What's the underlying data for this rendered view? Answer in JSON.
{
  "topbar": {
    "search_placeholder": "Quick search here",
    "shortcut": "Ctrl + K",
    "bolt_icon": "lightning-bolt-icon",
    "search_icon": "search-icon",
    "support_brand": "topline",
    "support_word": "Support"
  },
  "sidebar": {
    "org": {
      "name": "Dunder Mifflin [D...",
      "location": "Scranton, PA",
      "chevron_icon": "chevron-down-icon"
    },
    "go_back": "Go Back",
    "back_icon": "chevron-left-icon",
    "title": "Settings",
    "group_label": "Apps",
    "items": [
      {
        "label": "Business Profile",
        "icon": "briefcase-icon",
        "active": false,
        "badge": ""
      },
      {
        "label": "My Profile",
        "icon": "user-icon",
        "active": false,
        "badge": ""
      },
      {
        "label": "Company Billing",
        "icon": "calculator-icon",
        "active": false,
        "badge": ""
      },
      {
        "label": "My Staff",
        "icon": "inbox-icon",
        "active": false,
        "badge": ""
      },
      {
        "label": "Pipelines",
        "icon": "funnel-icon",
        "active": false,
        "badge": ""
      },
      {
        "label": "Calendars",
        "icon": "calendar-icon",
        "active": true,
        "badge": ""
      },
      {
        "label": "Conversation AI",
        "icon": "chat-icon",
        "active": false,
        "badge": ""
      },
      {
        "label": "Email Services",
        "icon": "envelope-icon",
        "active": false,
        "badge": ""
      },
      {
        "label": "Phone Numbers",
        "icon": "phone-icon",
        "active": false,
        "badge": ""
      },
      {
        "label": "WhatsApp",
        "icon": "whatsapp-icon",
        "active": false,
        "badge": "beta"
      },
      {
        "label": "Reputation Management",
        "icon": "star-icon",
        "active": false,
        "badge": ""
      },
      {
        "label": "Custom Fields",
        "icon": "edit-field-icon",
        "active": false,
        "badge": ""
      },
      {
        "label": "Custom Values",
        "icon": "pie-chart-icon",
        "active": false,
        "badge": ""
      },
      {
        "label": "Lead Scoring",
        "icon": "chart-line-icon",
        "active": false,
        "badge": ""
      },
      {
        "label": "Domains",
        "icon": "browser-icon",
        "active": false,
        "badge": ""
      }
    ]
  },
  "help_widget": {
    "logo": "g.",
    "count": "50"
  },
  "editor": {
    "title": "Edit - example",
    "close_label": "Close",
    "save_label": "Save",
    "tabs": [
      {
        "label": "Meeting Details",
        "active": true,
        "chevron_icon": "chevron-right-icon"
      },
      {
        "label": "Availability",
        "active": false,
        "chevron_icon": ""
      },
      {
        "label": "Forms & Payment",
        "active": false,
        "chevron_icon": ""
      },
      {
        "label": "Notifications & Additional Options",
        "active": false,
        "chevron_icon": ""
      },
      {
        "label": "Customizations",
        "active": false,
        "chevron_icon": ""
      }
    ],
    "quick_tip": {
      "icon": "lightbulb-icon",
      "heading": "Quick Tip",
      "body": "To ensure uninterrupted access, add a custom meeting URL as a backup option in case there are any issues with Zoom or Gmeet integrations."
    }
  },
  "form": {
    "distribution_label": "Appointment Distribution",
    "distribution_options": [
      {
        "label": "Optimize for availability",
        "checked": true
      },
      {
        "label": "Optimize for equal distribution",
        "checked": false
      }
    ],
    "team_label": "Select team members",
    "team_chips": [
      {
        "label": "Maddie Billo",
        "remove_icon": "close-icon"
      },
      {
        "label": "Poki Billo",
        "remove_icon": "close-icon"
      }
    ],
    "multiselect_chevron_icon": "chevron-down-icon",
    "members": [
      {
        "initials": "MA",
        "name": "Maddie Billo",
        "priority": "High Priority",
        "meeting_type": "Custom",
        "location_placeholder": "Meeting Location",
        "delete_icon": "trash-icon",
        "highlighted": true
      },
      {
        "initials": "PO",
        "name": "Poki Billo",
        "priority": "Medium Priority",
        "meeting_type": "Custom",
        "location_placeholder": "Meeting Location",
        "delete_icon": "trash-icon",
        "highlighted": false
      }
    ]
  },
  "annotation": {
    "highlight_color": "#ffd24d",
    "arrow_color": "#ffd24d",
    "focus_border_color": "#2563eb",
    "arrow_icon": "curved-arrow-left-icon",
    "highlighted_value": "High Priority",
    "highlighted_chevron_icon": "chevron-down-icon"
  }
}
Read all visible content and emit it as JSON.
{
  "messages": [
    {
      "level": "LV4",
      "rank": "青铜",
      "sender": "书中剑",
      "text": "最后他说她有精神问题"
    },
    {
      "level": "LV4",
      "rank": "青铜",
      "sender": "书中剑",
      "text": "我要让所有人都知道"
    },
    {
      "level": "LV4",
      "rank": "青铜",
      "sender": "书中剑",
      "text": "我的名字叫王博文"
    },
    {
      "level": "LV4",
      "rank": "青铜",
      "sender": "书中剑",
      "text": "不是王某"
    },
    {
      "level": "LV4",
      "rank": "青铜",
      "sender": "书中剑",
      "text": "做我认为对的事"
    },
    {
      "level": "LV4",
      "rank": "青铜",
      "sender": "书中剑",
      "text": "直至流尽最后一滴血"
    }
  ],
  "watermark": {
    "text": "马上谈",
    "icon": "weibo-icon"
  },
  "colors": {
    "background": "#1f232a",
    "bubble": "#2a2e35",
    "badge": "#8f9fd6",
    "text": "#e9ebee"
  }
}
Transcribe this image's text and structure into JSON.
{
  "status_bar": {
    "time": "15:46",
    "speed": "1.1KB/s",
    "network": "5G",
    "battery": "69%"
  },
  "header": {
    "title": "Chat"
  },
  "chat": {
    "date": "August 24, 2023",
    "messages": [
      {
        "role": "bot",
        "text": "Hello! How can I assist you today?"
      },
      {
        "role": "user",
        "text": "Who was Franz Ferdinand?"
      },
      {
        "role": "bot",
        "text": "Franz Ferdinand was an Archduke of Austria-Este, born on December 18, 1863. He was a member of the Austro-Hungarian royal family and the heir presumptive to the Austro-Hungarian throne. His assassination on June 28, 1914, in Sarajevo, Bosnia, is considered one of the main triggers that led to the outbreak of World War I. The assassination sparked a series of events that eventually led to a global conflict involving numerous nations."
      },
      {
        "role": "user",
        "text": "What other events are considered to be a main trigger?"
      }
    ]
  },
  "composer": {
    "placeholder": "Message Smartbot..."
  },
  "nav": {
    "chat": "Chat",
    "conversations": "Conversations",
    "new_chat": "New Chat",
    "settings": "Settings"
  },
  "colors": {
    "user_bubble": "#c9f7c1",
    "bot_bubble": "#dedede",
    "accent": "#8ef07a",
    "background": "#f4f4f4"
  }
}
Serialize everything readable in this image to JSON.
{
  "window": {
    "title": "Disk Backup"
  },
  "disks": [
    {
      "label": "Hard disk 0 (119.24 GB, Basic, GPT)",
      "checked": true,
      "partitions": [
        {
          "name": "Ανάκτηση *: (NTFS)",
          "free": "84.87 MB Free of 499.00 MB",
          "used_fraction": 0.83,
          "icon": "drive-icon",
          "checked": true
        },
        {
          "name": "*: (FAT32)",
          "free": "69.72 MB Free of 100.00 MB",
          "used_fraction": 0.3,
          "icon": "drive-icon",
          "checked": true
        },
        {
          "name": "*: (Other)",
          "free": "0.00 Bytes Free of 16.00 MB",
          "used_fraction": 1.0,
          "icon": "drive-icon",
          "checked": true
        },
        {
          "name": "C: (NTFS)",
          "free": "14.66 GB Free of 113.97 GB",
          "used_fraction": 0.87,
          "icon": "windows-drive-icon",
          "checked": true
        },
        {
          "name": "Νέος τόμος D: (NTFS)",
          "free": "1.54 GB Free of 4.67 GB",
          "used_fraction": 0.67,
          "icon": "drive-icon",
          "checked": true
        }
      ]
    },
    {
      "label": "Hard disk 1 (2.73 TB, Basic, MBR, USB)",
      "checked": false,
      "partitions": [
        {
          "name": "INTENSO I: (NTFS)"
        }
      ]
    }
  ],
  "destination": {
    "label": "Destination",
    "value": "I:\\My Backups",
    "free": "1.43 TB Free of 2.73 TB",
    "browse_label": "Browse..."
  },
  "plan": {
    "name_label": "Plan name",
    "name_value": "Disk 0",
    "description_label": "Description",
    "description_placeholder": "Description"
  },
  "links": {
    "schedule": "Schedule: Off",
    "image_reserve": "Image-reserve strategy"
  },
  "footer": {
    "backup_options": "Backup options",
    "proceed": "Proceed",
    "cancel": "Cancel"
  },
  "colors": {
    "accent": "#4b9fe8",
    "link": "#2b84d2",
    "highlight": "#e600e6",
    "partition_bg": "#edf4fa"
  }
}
+ + +
Work instructions: Count the lines that hold the string "Maddie" and state that number alone.

Result for this task: 2